Problem:
Write the material out again in full, word for word. Do not include the pictures.

The data:
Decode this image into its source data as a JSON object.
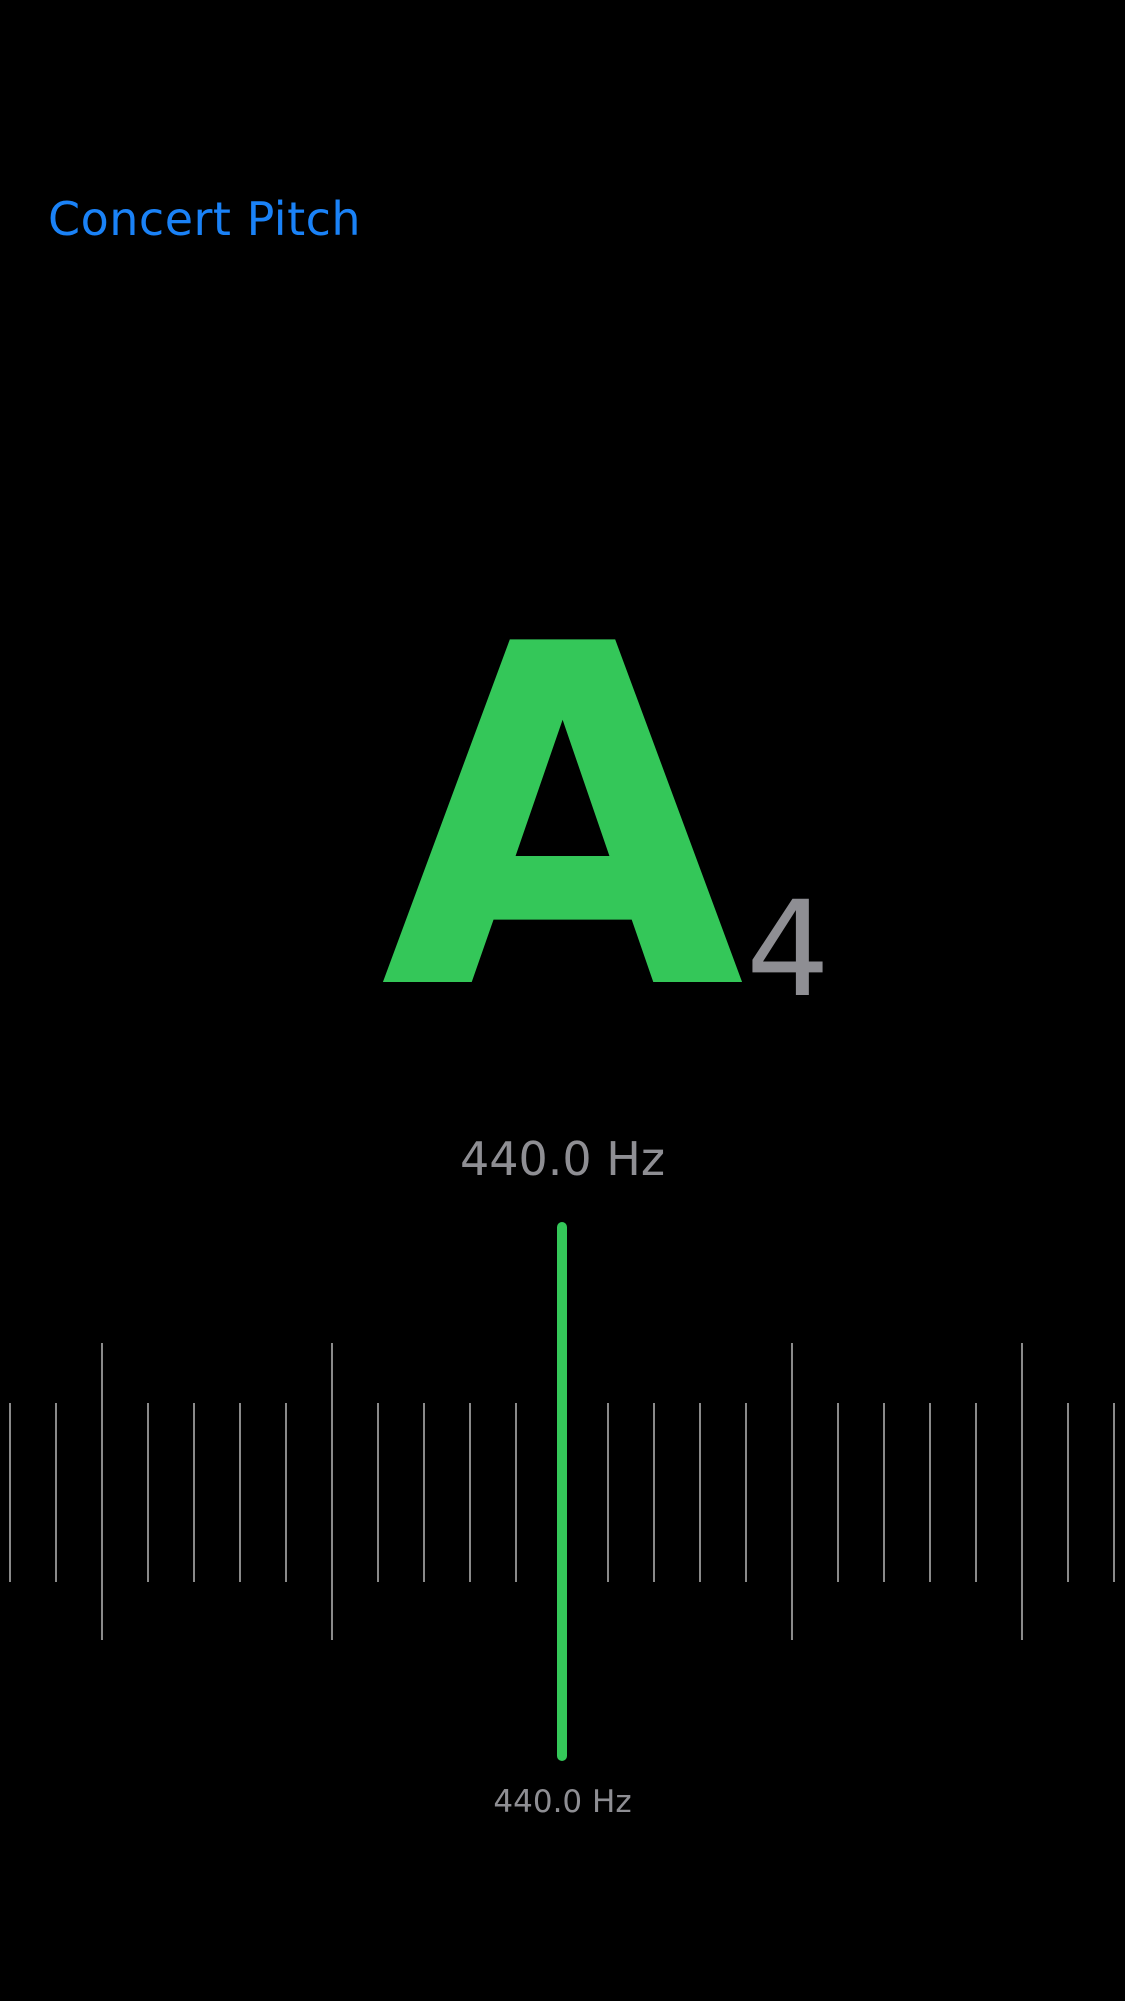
{
  "header": {
    "concert_pitch_label": "Concert Pitch"
  },
  "note": {
    "name": "A",
    "octave": "4"
  },
  "frequency": {
    "display": "440.0 Hz",
    "target_display": "440.0 Hz",
    "cents_offset": 0
  },
  "colors": {
    "background": "#000000",
    "accent_blue": "#1a82f7",
    "in_tune_green": "#34c759",
    "secondary_gray": "#8e8e93",
    "tick_gray": "#8a8a8a"
  },
  "meter": {
    "tick_count": 25,
    "major_every": 5
  }
}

Exercise solution:
Decode this image into its source data as a JSON object.
{
  "header": {
    "concert_pitch_label": "Concert Pitch"
  },
  "note": {
    "name": "A",
    "octave": "4"
  },
  "frequency": {
    "display": "440.0 Hz",
    "target_display": "440.0 Hz",
    "cents_offset": 0
  },
  "colors": {
    "background": "#000000",
    "accent_blue": "#1a82f7",
    "in_tune_green": "#34c759",
    "secondary_gray": "#8e8e93",
    "tick_gray": "#8a8a8a"
  },
  "meter": {
    "tick_count": 25,
    "major_every": 5
  }
}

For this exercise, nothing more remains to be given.